Problem details = Return each entry exactly, with none missing.

Dataset listings of figures:
- - - - - - -
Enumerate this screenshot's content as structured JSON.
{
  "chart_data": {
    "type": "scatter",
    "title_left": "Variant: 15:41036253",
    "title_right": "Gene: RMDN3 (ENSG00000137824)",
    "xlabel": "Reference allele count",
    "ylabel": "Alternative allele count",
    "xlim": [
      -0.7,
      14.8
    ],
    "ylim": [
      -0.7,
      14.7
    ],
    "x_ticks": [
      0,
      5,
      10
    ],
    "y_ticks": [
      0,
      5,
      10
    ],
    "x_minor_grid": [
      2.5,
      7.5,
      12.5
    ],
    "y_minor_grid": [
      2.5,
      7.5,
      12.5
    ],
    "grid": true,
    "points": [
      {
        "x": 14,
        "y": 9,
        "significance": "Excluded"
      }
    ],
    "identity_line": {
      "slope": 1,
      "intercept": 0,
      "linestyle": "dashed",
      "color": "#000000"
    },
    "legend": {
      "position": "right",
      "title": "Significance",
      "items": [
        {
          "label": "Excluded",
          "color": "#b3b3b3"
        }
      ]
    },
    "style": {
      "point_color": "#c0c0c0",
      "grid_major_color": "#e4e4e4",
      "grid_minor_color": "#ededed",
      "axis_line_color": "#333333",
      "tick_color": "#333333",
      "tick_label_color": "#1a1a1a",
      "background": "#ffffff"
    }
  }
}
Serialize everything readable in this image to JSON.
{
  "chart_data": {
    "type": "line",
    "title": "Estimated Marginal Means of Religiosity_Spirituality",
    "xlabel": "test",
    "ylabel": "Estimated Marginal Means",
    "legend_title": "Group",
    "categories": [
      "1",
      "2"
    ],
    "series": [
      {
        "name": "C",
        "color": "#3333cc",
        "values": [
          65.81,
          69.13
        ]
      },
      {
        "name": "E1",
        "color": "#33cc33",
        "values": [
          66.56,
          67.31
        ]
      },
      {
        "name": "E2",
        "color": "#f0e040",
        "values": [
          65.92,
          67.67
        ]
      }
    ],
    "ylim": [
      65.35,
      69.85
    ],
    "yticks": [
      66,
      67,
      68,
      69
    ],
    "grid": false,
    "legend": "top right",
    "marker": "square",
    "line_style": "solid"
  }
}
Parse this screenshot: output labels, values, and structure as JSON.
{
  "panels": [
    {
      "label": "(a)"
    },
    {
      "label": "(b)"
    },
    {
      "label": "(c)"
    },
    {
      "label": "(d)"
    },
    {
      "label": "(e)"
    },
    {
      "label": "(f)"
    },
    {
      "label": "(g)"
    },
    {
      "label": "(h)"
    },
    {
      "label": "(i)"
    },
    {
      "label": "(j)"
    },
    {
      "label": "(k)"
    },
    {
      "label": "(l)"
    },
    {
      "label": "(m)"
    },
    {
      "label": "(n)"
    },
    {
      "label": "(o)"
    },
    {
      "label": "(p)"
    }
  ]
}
- - - - - - -
Output =
Enumerate this screenshot's content as structured JSON.
{
  "chart_data": {
    "type": "scatter",
    "title_left": "Variant: 15:41036253",
    "title_right": "Gene: RMDN3 (ENSG00000137824)",
    "xlabel": "Reference allele count",
    "ylabel": "Alternative allele count",
    "xlim": [
      -0.7,
      14.8
    ],
    "ylim": [
      -0.7,
      14.7
    ],
    "x_ticks": [
      0,
      5,
      10
    ],
    "y_ticks": [
      0,
      5,
      10
    ],
    "x_minor_grid": [
      2.5,
      7.5,
      12.5
    ],
    "y_minor_grid": [
      2.5,
      7.5,
      12.5
    ],
    "grid": true,
    "points": [
      {
        "x": 14,
        "y": 9,
        "significance": "Excluded"
      }
    ],
    "identity_line": {
      "slope": 1,
      "intercept": 0,
      "linestyle": "dashed",
      "color": "#000000"
    },
    "legend": {
      "position": "right",
      "title": "Significance",
      "items": [
        {
          "label": "Excluded",
          "color": "#b3b3b3"
        }
      ]
    },
    "style": {
      "point_color": "#c0c0c0",
      "grid_major_color": "#e4e4e4",
      "grid_minor_color": "#ededed",
      "axis_line_color": "#333333",
      "tick_color": "#333333",
      "tick_label_color": "#1a1a1a",
      "background": "#ffffff"
    }
  }
}
Serialize everything readable in this image to JSON.
{
  "chart_data": {
    "type": "line",
    "title": "Estimated Marginal Means of Religiosity_Spirituality",
    "xlabel": "test",
    "ylabel": "Estimated Marginal Means",
    "legend_title": "Group",
    "categories": [
      "1",
      "2"
    ],
    "series": [
      {
        "name": "C",
        "color": "#3333cc",
        "values": [
          65.81,
          69.13
        ]
      },
      {
        "name": "E1",
        "color": "#33cc33",
        "values": [
          66.56,
          67.31
        ]
      },
      {
        "name": "E2",
        "color": "#f0e040",
        "values": [
          65.92,
          67.67
        ]
      }
    ],
    "ylim": [
      65.35,
      69.85
    ],
    "yticks": [
      66,
      67,
      68,
      69
    ],
    "grid": false,
    "legend": "top right",
    "marker": "square",
    "line_style": "solid"
  }
}
Parse this screenshot: output labels, values, and structure as JSON.
{
  "panels": [
    {
      "label": "(a)"
    },
    {
      "label": "(b)"
    },
    {
      "label": "(c)"
    },
    {
      "label": "(d)"
    },
    {
      "label": "(e)"
    },
    {
      "label": "(f)"
    },
    {
      "label": "(g)"
    },
    {
      "label": "(h)"
    },
    {
      "label": "(i)"
    },
    {
      "label": "(j)"
    },
    {
      "label": "(k)"
    },
    {
      "label": "(l)"
    },
    {
      "label": "(m)"
    },
    {
      "label": "(n)"
    },
    {
      "label": "(o)"
    },
    {
      "label": "(p)"
    }
  ]
}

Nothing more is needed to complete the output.